Fragmento del texto:
##############################

El trabajó del hierro trajo como consecuencia el aumento de la importancia de
los oficios en las comunidades dacias, así como la diferenciación de los
mismos. Se intensifican también los intercambios entre las diversas tribus; los
centros metalúrgicos envían sus productos hacia los centros de distribución, en
los que se han encontrado verdaderos depósitos de utensilios destinados al
comercio, como, por ejemplo, en Cetateni, en la
orilla del Dimbovita.
La
cerámica de La Tène, inicialmente aparecida en el área de los getas que crearon
las primeras formas originales difundidas luego por toda el área del habitat de los geto-dacios y
algunas de las cuales fueron realizadas sobre un modelo greco-helenístico, es
de una gran variedad. Hay vasos labrados en torno, de un color gris oscuro, así
como vasos trabajados a mano en una pasta generalmente porosa y que tienen
formas tradicionales de la época de Hallstatt. En el siglo I antes de nuestra
era se encuentra la taza dacia, destinada, según parece, al culto funerario y
que durará hasta el siglo IV d.C. Entre los vasos cerámicos trabajados al
torno, citaremos las grandes jarras de provisiones (pithoi,
dolía), hechas en una pasta gris o roja, así como los cántaros de una o dos
asas. En el siglo I a.C., se encuentra también cerámica pintada de origen
céltico.
Además de
la taza dacia ya mencionada, los vasos que llevan a guisa de decoración un
cinturón en relieve de alvéolos constituyen elementos de inventario
característicos de los asentamientos dacios.
Junto a
los vasos de tipo local, se han encontrado en los lugares geto-dacios
vasos importados de origen griego, como las ánforas, las copas «delias» o
«megarenses», imitadas creadoramente por los alfareros dacios. La alfarería geto-dacia prueba la originalidad de la civilización de
este pueblo, que, aun asimilando formas extranjeras —en primer lugar, los
modelos griegos—, las ha adaptado a sus necesidades y tradiciones, lo que
constituye el rasgo específico de la cultura de La Tène entre los geto-dacios en comparación con la misma cultura entre los
celtas en el mismo período.

##############################

Extracto de datos:
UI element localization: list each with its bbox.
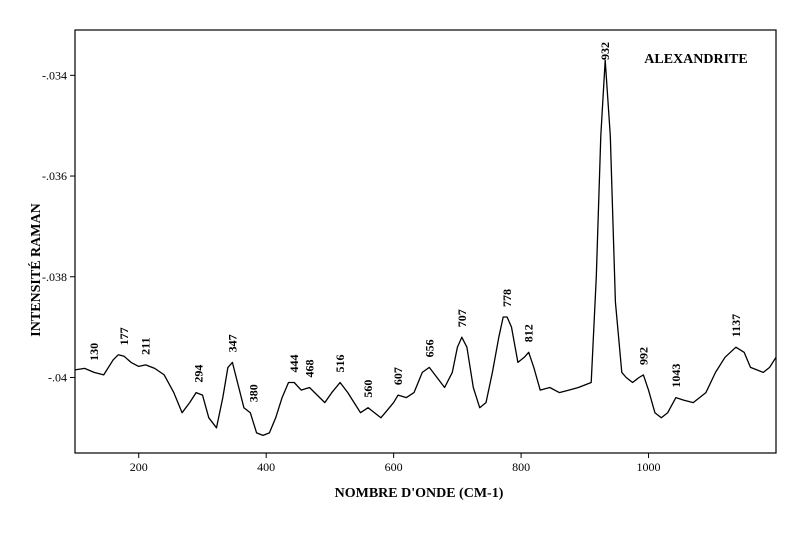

##############################

Tareas:
1. Enumera los tipos de recipiente que el texto sobre la cerámica geto-dacia nombra con una denominación propia, aparte de la palabra general «vasos».
2. Prosigue el texto sobre la cerámica geto-dacia a partir de su última frase.

Respuestas:
1.
- La taza dacia
- Las grandes jarras de provisiones (pithoi, dolia)
- Los cántaros de una o dos asas
- Las ánforas
- Las copas «delias» o «megarenses»

2.
Aunque la
Dacia fuese uno de los países más ricos en oro, en la época de La Tène no se
trabajaba este metal precioso, guardado, tal vez, en los tesoros de los jefes
de las diferentes uniones tribales y por los reyes de los montes de Orastie. Por el contrario, la plata constituía la materia
prima para los vasos y las joyas, así como para las monedas dacias.
En cuanto
a la moneda, los geto-dacios, según recientes
investigaciones, lejos de haber imitado a los celtas, crearon diversos tipos de
plata, que no podrían relacionarse con las monedas de éstos. En realidad, los geto-dacios, gracias a sus continuados contactos con los
tracios meridionales, con las colonias griegas del Ponto cuyas monedas
circulaban ampliamente en el área de su habitat, así
como con el mediodía helénico y helenístico, pudieron tomar de los griegos y de
los tracios meridionales la técnica de acuñar moneda.
Si se
tiene en consideración la moneda de Moscón, antes mencionada, es en el siglo
III a.C. e incluso a finales del precedente cuando aparece la moneda entre los geto-dacios. Muy difundida en el curso del siglo II
entre las tribus geto-dacias, la moneda acuñada por
los autóctonos desaparece en el siglo I antes de nuestra era, sustituida por el
denario romano republicano.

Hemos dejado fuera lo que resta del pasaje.